#### [QUOTED TEXT]
◇ ◇ ◇

Dairylea is a popular brand of processed cheese products produced by Mondelēz International and available in Ireland and the United Kingdom. As of 2017, it is also available in Australia.

Background
Dairylea is usually in the form of a thick, spreadable soft cheese-flavoured paste. It became famous for the slogans "Kids will eat it until the cows come home" and "Kids will do anything for the taste of Dairylea" and a series of adverts on UK television showing children trading toys and other items of value, or doing dares for Dairylea Triangles.

Manufacture
For many years, Dairylea has been made at Mondelez International's Namur production site south of Rhisnes (suburb), La Bruyère, north of Namur, the centre of Wallonia (the south of Belgium). The plant also makes Philadelphia cream cheese, and is near the A15 motorway, accessed via the N4. The company also had a processed cheese factory in Anderlecht in Brussels.

◇ ◇ ◇

#### [JOBS]
1. Output the passage about Dairylea word for word, from "Dairylea is a" up to and including "for Dairylea Triangles.".
2. Answer these questions using the passage about Dairylea, one answer per line, marked the same way:
(a) Since what year has Dairylea been available in Australia?
(b) Besides Dairylea, what cheese product does the Namur production site make?
(c) Which motorway is the Namur plant near?
3. Extend the passage about Dairylea with further text that picks up after its final sentence.

◇ ◇ ◇

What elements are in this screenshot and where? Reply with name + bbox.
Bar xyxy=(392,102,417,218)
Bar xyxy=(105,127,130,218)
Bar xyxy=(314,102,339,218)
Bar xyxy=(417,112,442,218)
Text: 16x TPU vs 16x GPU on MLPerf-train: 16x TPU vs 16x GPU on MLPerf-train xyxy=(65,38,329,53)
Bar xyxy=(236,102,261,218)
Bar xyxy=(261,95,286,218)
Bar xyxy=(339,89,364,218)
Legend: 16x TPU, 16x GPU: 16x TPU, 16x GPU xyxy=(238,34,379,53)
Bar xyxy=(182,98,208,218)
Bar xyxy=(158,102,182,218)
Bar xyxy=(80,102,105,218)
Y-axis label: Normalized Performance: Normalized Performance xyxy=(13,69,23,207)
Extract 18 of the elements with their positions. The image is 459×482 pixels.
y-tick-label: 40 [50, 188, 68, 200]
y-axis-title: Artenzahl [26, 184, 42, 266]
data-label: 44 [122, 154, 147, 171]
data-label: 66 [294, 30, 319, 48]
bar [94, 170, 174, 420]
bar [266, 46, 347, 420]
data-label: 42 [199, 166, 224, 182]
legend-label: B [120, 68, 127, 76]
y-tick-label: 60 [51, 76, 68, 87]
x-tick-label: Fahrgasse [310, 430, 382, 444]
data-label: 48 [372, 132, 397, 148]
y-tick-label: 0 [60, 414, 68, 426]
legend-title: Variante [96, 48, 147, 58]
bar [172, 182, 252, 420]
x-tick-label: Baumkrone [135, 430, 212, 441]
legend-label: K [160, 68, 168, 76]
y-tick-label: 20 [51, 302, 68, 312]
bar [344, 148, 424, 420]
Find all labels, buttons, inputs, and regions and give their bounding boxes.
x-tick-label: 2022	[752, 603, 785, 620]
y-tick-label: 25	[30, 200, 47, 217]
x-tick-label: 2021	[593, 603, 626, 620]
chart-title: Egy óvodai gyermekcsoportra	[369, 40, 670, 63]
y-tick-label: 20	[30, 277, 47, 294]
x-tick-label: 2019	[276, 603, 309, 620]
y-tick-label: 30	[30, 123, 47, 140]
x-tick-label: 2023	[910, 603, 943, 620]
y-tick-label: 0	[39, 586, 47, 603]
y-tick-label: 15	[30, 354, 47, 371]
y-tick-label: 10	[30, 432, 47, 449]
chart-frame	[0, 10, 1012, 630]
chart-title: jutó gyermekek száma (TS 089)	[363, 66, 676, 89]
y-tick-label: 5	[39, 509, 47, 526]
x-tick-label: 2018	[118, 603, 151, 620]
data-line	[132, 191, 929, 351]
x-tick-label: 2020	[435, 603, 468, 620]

◇ ◇ ◇

#### [SOLVED TASKS]
1.
Dairylea is a popular brand of processed cheese products produced by Mondelēz International and available in Ireland and the United Kingdom. As of 2017, it is also available in Australia.

Background
Dairylea is usually in the form of a thick, spreadable soft cheese-flavoured paste. It became famous for the slogans "Kids will eat it until the cows come home" and "Kids will do anything for the taste of Dairylea" and a series of adverts on UK television showing children trading toys and other items of value, or doing dares for Dairylea Triangles.

2.
(a) 2017
(b) Philadelphia cream cheese
(c) The A15

3.
Products

Dairylea spread is packaged in a plastic tub. Dairylea triangles are packaged in a cardboard 'wheel' and opening it reveals the foil-wrapped soft cheese product portions. Dairylea is also available in these formats:
 Dairylea Slices; single slices of processed cheese (much like Kraft Singles) 
 Dairylea Strip Cheese; strips of processed cheese packaged in a single serving block, visually similar to string cheese
 Dairylea Dunkers; snacks consisting of cheese spread dip and breadsticks, tortilla chips, Ritz Crackers or jumbo tubes (much like The Laughing Cow Cheez Dippers)
 Dairylea Lunchables Stackers; lunchbox staple of crackers, processed cheese and ham or chicken slices. Briefly discontinued under the Dairylea brand, it has since returned.
 Dairylea Snackers; as with Lunchables but without meat, and containing mini Oreos or mini chocolate chip cookies
 Dairylea Filled Crackers;

Discontinued formats of Dairylea include:
 Dairylea Rippers
 Dairylea Double Dunkers; as with Dairylea Dunkers but with two dips,  either pizza sauce or salsa, and the dunkers were pizza-flavoured crackers and tortilla chips respectively
 Dairylea Dunkers Fromage Frais; strawberry flavoured fromage frais with biscuits
 Dairylea Tri-Bites; wax-sealed processed cheese triangles, similar to Babybel
 Dairylea Lunchables Pizza (reintroduced in 2016 as "Dairylea Lunchables Stackers Pepperoni Pizza" with a different recipe)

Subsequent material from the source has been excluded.